▸ Brief
Please output every one of the rows below, unchanged.

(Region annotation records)

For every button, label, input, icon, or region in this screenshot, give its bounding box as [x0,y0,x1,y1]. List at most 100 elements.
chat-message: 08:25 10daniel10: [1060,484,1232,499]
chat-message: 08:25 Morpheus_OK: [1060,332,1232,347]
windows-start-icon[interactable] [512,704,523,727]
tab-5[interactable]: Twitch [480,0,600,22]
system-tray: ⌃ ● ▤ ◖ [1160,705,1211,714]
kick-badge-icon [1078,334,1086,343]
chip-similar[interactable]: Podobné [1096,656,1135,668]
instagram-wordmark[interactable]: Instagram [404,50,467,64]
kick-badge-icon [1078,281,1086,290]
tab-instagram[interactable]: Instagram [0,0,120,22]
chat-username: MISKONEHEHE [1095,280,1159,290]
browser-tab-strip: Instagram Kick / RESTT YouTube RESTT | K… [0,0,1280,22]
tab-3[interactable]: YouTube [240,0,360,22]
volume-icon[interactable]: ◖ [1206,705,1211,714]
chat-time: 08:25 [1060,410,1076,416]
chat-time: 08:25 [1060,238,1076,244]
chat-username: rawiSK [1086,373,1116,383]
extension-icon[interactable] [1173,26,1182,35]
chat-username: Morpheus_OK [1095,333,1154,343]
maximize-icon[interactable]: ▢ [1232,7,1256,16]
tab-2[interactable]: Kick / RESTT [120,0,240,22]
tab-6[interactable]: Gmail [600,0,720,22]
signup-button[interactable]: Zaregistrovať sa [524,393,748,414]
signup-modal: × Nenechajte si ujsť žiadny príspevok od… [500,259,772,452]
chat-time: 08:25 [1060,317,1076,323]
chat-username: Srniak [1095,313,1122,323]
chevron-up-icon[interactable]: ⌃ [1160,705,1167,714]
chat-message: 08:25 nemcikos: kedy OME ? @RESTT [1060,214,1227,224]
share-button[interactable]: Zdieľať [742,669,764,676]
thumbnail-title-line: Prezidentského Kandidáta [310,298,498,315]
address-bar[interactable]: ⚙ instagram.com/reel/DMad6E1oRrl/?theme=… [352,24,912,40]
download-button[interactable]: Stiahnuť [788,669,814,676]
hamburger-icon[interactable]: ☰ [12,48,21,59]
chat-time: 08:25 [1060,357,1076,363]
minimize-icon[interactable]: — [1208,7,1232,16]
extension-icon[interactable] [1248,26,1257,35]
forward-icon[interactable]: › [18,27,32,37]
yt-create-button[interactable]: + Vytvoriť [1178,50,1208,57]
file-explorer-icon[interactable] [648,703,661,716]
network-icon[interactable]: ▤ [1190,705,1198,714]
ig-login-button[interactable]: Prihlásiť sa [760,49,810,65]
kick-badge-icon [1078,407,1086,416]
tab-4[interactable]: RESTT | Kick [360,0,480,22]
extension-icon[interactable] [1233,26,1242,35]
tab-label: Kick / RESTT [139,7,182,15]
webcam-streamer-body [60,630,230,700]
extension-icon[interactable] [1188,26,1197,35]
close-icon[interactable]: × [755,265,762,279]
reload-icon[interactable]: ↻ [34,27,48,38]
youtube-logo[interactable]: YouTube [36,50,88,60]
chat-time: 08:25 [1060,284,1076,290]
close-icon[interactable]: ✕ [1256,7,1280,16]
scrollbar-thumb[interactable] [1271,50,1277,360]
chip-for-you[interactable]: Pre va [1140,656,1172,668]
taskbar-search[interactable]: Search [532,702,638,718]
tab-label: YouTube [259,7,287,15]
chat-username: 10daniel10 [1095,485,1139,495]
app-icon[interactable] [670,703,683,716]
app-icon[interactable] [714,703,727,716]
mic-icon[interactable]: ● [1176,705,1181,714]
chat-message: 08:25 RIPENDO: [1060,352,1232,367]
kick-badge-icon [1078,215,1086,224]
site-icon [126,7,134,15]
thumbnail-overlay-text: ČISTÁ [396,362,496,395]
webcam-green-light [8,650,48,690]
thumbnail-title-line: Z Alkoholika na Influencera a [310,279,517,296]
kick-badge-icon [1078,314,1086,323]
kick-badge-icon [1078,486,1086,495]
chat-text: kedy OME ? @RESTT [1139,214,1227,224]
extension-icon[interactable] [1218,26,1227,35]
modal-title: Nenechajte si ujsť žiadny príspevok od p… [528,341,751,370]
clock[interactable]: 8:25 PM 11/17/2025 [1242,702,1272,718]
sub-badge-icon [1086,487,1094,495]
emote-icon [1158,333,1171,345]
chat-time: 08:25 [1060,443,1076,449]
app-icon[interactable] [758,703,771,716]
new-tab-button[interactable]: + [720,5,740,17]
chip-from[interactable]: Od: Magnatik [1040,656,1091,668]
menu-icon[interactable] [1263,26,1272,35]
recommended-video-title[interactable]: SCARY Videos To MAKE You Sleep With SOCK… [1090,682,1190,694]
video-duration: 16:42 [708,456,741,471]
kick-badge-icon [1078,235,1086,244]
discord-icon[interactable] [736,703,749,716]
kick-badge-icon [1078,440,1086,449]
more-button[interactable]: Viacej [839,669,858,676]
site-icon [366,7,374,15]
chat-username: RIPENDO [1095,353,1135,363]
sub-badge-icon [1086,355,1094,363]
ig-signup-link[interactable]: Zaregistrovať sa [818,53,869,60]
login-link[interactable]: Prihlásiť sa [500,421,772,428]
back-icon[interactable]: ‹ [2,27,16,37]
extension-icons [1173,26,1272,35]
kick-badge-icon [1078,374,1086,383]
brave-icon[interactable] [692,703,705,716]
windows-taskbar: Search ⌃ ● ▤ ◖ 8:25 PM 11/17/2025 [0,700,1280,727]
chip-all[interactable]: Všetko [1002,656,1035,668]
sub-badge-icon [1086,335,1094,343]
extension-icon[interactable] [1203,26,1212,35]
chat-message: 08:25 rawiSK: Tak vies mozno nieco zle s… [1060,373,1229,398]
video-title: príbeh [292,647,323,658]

▸ Full solution
For every button, label, input, icon, or region in this screenshot, give its bounding box as [x0,y0,x1,y1]. List at most 100 elements.
chat-message: 08:25 10daniel10: [1060,484,1232,499]
chat-message: 08:25 Morpheus_OK: [1060,332,1232,347]
windows-start-icon[interactable] [512,704,523,727]
tab-5[interactable]: Twitch [480,0,600,22]
system-tray: ⌃ ● ▤ ◖ [1160,705,1211,714]
kick-badge-icon [1078,334,1086,343]
chip-similar[interactable]: Podobné [1096,656,1135,668]
instagram-wordmark[interactable]: Instagram [404,50,467,64]
kick-badge-icon [1078,281,1086,290]
tab-instagram[interactable]: Instagram [0,0,120,22]
chat-username: MISKONEHEHE [1095,280,1159,290]
browser-tab-strip: Instagram Kick / RESTT YouTube RESTT | K… [0,0,1280,22]
tab-3[interactable]: YouTube [240,0,360,22]
volume-icon[interactable]: ◖ [1206,705,1211,714]
chat-time: 08:25 [1060,410,1076,416]
chat-time: 08:25 [1060,238,1076,244]
chat-username: rawiSK [1086,373,1116,383]
extension-icon[interactable] [1173,26,1182,35]
chat-username: Morpheus_OK [1095,333,1154,343]
maximize-icon[interactable]: ▢ [1232,7,1256,16]
tab-2[interactable]: Kick / RESTT [120,0,240,22]
tab-6[interactable]: Gmail [600,0,720,22]
signup-button[interactable]: Zaregistrovať sa [524,393,748,414]
signup-modal: × Nenechajte si ujsť žiadny príspevok od… [500,259,772,452]
chat-time: 08:25 [1060,317,1076,323]
chat-username: Srniak [1095,313,1122,323]
chevron-up-icon[interactable]: ⌃ [1160,705,1167,714]
chat-message: 08:25 nemcikos: kedy OME ? @RESTT [1060,214,1227,224]
share-button[interactable]: Zdieľať [742,669,764,676]
thumbnail-title-line: Prezidentského Kandidáta [310,298,498,315]
address-bar[interactable]: ⚙ instagram.com/reel/DMad6E1oRrl/?theme=… [352,24,912,40]
download-button[interactable]: Stiahnuť [788,669,814,676]
hamburger-icon[interactable]: ☰ [12,48,21,59]
chat-time: 08:25 [1060,357,1076,363]
minimize-icon[interactable]: — [1208,7,1232,16]
extension-icon[interactable] [1248,26,1257,35]
forward-icon[interactable]: › [18,27,32,37]
yt-create-button[interactable]: + Vytvoriť [1178,50,1208,57]
file-explorer-icon[interactable] [648,703,661,716]
network-icon[interactable]: ▤ [1190,705,1198,714]
ig-login-button[interactable]: Prihlásiť sa [760,49,810,65]
kick-badge-icon [1078,407,1086,416]
tab-4[interactable]: RESTT | Kick [360,0,480,22]
extension-icon[interactable] [1233,26,1242,35]
tab-label: Kick / RESTT [139,7,182,15]
webcam-streamer-body [60,630,230,700]
extension-icon[interactable] [1188,26,1197,35]
close-icon[interactable]: × [755,265,762,279]
reload-icon[interactable]: ↻ [34,27,48,38]
youtube-logo[interactable]: YouTube [36,50,88,60]
chat-time: 08:25 [1060,284,1076,290]
close-icon[interactable]: ✕ [1256,7,1280,16]
scrollbar-thumb[interactable] [1271,50,1277,360]
chip-for-you[interactable]: Pre va [1140,656,1172,668]
taskbar-search[interactable]: Search [532,702,638,718]
tab-label: YouTube [259,7,287,15]
chat-username: 10daniel10 [1095,485,1139,495]
app-icon[interactable] [670,703,683,716]
app-icon[interactable] [714,703,727,716]
mic-icon[interactable]: ● [1176,705,1181,714]
chat-message: 08:25 RIPENDO: [1060,352,1232,367]
kick-badge-icon [1078,215,1086,224]
site-icon [126,7,134,15]
thumbnail-overlay-text: ČISTÁ [396,362,496,395]
webcam-green-light [8,650,48,690]
thumbnail-title-line: Z Alkoholika na Influencera a [310,279,517,296]
kick-badge-icon [1078,314,1086,323]
kick-badge-icon [1078,486,1086,495]
chat-text: kedy OME ? @RESTT [1139,214,1227,224]
extension-icon[interactable] [1218,26,1227,35]
modal-title: Nenechajte si ujsť žiadny príspevok od p… [528,341,751,370]
clock[interactable]: 8:25 PM 11/17/2025 [1242,702,1272,718]
sub-badge-icon [1086,487,1094,495]
emote-icon [1158,333,1171,345]
chat-time: 08:25 [1060,443,1076,449]
app-icon[interactable] [758,703,771,716]
new-tab-button[interactable]: + [720,5,740,17]
chip-from[interactable]: Od: Magnatik [1040,656,1091,668]
menu-icon[interactable] [1263,26,1272,35]
recommended-video-title[interactable]: SCARY Videos To MAKE You Sleep With SOCK… [1090,682,1190,694]
video-duration: 16:42 [708,456,741,471]
kick-badge-icon [1078,235,1086,244]
discord-icon[interactable] [736,703,749,716]
kick-badge-icon [1078,440,1086,449]
more-button[interactable]: Viacej [839,669,858,676]
site-icon [366,7,374,15]
chat-username: RIPENDO [1095,353,1135,363]
sub-badge-icon [1086,355,1094,363]
ig-signup-link[interactable]: Zaregistrovať sa [818,53,869,60]
login-link[interactable]: Prihlásiť sa [500,421,772,428]
back-icon[interactable]: ‹ [2,27,16,37]
extension-icons [1173,26,1272,35]
kick-badge-icon [1078,374,1086,383]
brave-icon[interactable] [692,703,705,716]
windows-taskbar: Search ⌃ ● ▤ ◖ 8:25 PM 11/17/2025 [0,700,1280,727]
chip-all[interactable]: Všetko [1002,656,1035,668]
sub-badge-icon [1086,335,1094,343]
extension-icon[interactable] [1203,26,1212,35]
chat-message: 08:25 rawiSK: Tak vies mozno nieco zle s… [1060,373,1229,398]
video-title: príbeh [292,647,323,658]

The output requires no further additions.